→ Challenge
Read the records and write them out again exactly.

##### Stored records #####

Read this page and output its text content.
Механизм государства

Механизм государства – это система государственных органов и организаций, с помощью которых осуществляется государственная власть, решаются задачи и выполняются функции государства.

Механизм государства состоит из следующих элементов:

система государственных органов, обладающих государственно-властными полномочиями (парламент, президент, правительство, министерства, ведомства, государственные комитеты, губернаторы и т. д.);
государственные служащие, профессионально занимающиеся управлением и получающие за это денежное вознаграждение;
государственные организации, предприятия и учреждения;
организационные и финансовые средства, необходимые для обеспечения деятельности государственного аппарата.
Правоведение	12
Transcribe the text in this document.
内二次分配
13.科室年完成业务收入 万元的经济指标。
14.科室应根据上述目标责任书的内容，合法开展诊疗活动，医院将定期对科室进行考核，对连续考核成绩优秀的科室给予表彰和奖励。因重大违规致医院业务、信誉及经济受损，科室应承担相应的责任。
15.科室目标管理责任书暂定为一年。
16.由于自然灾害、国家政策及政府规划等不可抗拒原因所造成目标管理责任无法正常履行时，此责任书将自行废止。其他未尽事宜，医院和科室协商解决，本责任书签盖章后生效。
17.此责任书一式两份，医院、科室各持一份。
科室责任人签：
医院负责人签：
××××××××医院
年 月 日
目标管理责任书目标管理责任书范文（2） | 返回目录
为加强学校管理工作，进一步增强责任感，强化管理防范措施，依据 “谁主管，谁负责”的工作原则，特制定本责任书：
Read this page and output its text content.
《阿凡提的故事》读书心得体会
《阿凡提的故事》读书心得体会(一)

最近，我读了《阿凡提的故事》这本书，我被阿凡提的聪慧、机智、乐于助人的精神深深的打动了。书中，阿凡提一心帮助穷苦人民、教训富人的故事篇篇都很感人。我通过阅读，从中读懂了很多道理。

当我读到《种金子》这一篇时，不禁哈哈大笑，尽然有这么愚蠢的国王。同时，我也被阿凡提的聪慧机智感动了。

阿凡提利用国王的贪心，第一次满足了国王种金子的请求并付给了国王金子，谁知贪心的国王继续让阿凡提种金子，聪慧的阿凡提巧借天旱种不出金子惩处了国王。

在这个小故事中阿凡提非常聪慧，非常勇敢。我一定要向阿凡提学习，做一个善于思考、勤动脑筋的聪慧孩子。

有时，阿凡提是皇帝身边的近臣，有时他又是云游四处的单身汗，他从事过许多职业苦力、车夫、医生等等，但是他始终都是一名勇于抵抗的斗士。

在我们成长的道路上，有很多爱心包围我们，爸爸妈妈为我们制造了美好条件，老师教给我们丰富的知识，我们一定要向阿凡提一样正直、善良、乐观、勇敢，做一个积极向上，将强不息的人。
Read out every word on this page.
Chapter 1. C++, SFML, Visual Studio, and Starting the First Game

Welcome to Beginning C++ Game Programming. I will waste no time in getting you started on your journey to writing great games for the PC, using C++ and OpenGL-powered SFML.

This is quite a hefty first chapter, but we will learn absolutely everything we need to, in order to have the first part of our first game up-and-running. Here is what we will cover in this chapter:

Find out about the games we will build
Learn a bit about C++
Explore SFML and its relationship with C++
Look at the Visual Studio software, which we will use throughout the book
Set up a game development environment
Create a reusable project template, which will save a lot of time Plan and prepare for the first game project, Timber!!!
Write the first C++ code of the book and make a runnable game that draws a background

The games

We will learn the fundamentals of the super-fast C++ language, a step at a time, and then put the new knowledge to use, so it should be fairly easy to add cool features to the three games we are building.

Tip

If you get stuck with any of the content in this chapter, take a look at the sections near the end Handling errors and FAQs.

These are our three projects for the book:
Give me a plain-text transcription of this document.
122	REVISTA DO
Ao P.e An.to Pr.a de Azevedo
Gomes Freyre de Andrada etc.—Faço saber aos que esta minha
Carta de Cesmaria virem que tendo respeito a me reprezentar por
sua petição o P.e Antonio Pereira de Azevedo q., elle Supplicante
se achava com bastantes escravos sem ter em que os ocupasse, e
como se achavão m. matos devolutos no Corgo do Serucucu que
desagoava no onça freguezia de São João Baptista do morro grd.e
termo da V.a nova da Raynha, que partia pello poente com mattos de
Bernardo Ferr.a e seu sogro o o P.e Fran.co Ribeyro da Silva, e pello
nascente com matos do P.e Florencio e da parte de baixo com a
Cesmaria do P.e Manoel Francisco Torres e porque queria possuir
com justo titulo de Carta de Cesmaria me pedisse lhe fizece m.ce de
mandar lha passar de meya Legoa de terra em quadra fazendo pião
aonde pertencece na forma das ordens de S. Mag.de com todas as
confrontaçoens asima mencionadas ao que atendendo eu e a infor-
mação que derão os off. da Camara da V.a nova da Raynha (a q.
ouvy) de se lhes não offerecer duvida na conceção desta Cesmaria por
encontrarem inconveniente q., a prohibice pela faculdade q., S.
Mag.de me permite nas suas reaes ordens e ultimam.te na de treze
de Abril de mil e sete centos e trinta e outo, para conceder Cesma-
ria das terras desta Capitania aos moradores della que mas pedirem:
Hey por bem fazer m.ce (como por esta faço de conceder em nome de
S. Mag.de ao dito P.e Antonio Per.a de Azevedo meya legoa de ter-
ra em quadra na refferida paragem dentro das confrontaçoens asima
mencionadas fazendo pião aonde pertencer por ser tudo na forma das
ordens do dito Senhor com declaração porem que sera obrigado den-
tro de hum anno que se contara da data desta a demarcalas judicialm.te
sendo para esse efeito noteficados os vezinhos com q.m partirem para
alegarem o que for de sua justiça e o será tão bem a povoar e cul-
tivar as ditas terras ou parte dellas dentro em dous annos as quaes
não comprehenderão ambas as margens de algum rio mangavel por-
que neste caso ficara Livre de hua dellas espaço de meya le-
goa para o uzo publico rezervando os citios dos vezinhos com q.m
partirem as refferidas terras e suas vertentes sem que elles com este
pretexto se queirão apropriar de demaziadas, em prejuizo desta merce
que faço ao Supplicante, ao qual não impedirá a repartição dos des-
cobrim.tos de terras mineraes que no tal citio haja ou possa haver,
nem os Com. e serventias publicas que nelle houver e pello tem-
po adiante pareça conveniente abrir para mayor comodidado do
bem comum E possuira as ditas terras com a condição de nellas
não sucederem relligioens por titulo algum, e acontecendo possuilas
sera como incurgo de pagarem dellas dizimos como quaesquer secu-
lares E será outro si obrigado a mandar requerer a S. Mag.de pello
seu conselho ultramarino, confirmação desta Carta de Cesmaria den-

#####

→ The reply
Read this page and output its text content.
Механизм государства

Механизм государства – это система государственных органов и организаций, с помощью которых осуществляется государственная власть, решаются задачи и выполняются функции государства.

Механизм государства состоит из следующих элементов:

система государственных органов, обладающих государственно-властными полномочиями (парламент, президент, правительство, министерства, ведомства, государственные комитеты, губернаторы и т. д.);
государственные служащие, профессионально занимающиеся управлением и получающие за это денежное вознаграждение;
государственные организации, предприятия и учреждения;
организационные и финансовые средства, необходимые для обеспечения деятельности государственного аппарата.
Правоведение	12
Transcribe the text in this document.
内二次分配
13.科室年完成业务收入 万元的经济指标。
14.科室应根据上述目标责任书的内容，合法开展诊疗活动，医院将定期对科室进行考核，对连续考核成绩优秀的科室给予表彰和奖励。因重大违规致医院业务、信誉及经济受损，科室应承担相应的责任。
15.科室目标管理责任书暂定为一年。
16.由于自然灾害、国家政策及政府规划等不可抗拒原因所造成目标管理责任无法正常履行时，此责任书将自行废止。其他未尽事宜，医院和科室协商解决，本责任书签盖章后生效。
17.此责任书一式两份，医院、科室各持一份。
科室责任人签：
医院负责人签：
××××××××医院
年 月 日
目标管理责任书目标管理责任书范文（2） | 返回目录
为加强学校管理工作，进一步增强责任感，强化管理防范措施，依据 “谁主管，谁负责”的工作原则，特制定本责任书：
Read this page and output its text content.
《阿凡提的故事》读书心得体会
《阿凡提的故事》读书心得体会(一)

最近，我读了《阿凡提的故事》这本书，我被阿凡提的聪慧、机智、乐于助人的精神深深的打动了。书中，阿凡提一心帮助穷苦人民、教训富人的故事篇篇都很感人。我通过阅读，从中读懂了很多道理。

当我读到《种金子》这一篇时，不禁哈哈大笑，尽然有这么愚蠢的国王。同时，我也被阿凡提的聪慧机智感动了。

阿凡提利用国王的贪心，第一次满足了国王种金子的请求并付给了国王金子，谁知贪心的国王继续让阿凡提种金子，聪慧的阿凡提巧借天旱种不出金子惩处了国王。

在这个小故事中阿凡提非常聪慧，非常勇敢。我一定要向阿凡提学习，做一个善于思考、勤动脑筋的聪慧孩子。

有时，阿凡提是皇帝身边的近臣，有时他又是云游四处的单身汗，他从事过许多职业苦力、车夫、医生等等，但是他始终都是一名勇于抵抗的斗士。

在我们成长的道路上，有很多爱心包围我们，爸爸妈妈为我们制造了美好条件，老师教给我们丰富的知识，我们一定要向阿凡提一样正直、善良、乐观、勇敢，做一个积极向上，将强不息的人。
Read out every word on this page.
Chapter 1. C++, SFML, Visual Studio, and Starting the First Game

Welcome to Beginning C++ Game Programming. I will waste no time in getting you started on your journey to writing great games for the PC, using C++ and OpenGL-powered SFML.

This is quite a hefty first chapter, but we will learn absolutely everything we need to, in order to have the first part of our first game up-and-running. Here is what we will cover in this chapter:

Find out about the games we will build
Learn a bit about C++
Explore SFML and its relationship with C++
Look at the Visual Studio software, which we will use throughout the book
Set up a game development environment
Create a reusable project template, which will save a lot of time Plan and prepare for the first game project, Timber!!!
Write the first C++ code of the book and make a runnable game that draws a background

The games

We will learn the fundamentals of the super-fast C++ language, a step at a time, and then put the new knowledge to use, so it should be fairly easy to add cool features to the three games we are building.

Tip

If you get stuck with any of the content in this chapter, take a look at the sections near the end Handling errors and FAQs.

These are our three projects for the book:
Give me a plain-text transcription of this document.
122	REVISTA DO
Ao P.e An.to Pr.a de Azevedo
Gomes Freyre de Andrada etc.—Faço saber aos que esta minha
Carta de Cesmaria virem que tendo respeito a me reprezentar por
sua petição o P.e Antonio Pereira de Azevedo q., elle Supplicante
se achava com bastantes escravos sem ter em que os ocupasse, e
como se achavão m. matos devolutos no Corgo do Serucucu que
desagoava no onça freguezia de São João Baptista do morro grd.e
termo da V.a nova da Raynha, que partia pello poente com mattos de
Bernardo Ferr.a e seu sogro o o P.e Fran.co Ribeyro da Silva, e pello
nascente com matos do P.e Florencio e da parte de baixo com a
Cesmaria do P.e Manoel Francisco Torres e porque queria possuir
com justo titulo de Carta de Cesmaria me pedisse lhe fizece m.ce de
mandar lha passar de meya Legoa de terra em quadra fazendo pião
aonde pertencece na forma das ordens de S. Mag.de com todas as
confrontaçoens asima mencionadas ao que atendendo eu e a infor-
mação que derão os off. da Camara da V.a nova da Raynha (a q.
ouvy) de se lhes não offerecer duvida na conceção desta Cesmaria por
encontrarem inconveniente q., a prohibice pela faculdade q., S.
Mag.de me permite nas suas reaes ordens e ultimam.te na de treze
de Abril de mil e sete centos e trinta e outo, para conceder Cesma-
ria das terras desta Capitania aos moradores della que mas pedirem:
Hey por bem fazer m.ce (como por esta faço de conceder em nome de
S. Mag.de ao dito P.e Antonio Per.a de Azevedo meya legoa de ter-
ra em quadra na refferida paragem dentro das confrontaçoens asima
mencionadas fazendo pião aonde pertencer por ser tudo na forma das
ordens do dito Senhor com declaração porem que sera obrigado den-
tro de hum anno que se contara da data desta a demarcalas judicialm.te
sendo para esse efeito noteficados os vezinhos com q.m partirem para
alegarem o que for de sua justiça e o será tão bem a povoar e cul-
tivar as ditas terras ou parte dellas dentro em dous annos as quaes
não comprehenderão ambas as margens de algum rio mangavel por-
que neste caso ficara Livre de hua dellas espaço de meya le-
goa para o uzo publico rezervando os citios dos vezinhos com q.m
partirem as refferidas terras e suas vertentes sem que elles com este
pretexto se queirão apropriar de demaziadas, em prejuizo desta merce
que faço ao Supplicante, ao qual não impedirá a repartição dos des-
cobrim.tos de terras mineraes que no tal citio haja ou possa haver,
nem os Com. e serventias publicas que nelle houver e pello tem-
po adiante pareça conveniente abrir para mayor comodidado do
bem comum E possuira as ditas terras com a condição de nellas
não sucederem relligioens por titulo algum, e acontecendo possuilas
sera como incurgo de pagarem dellas dizimos como quaesquer secu-
lares E será outro si obrigado a mandar requerer a S. Mag.de pello
seu conselho ultramarino, confirmação desta Carta de Cesmaria den-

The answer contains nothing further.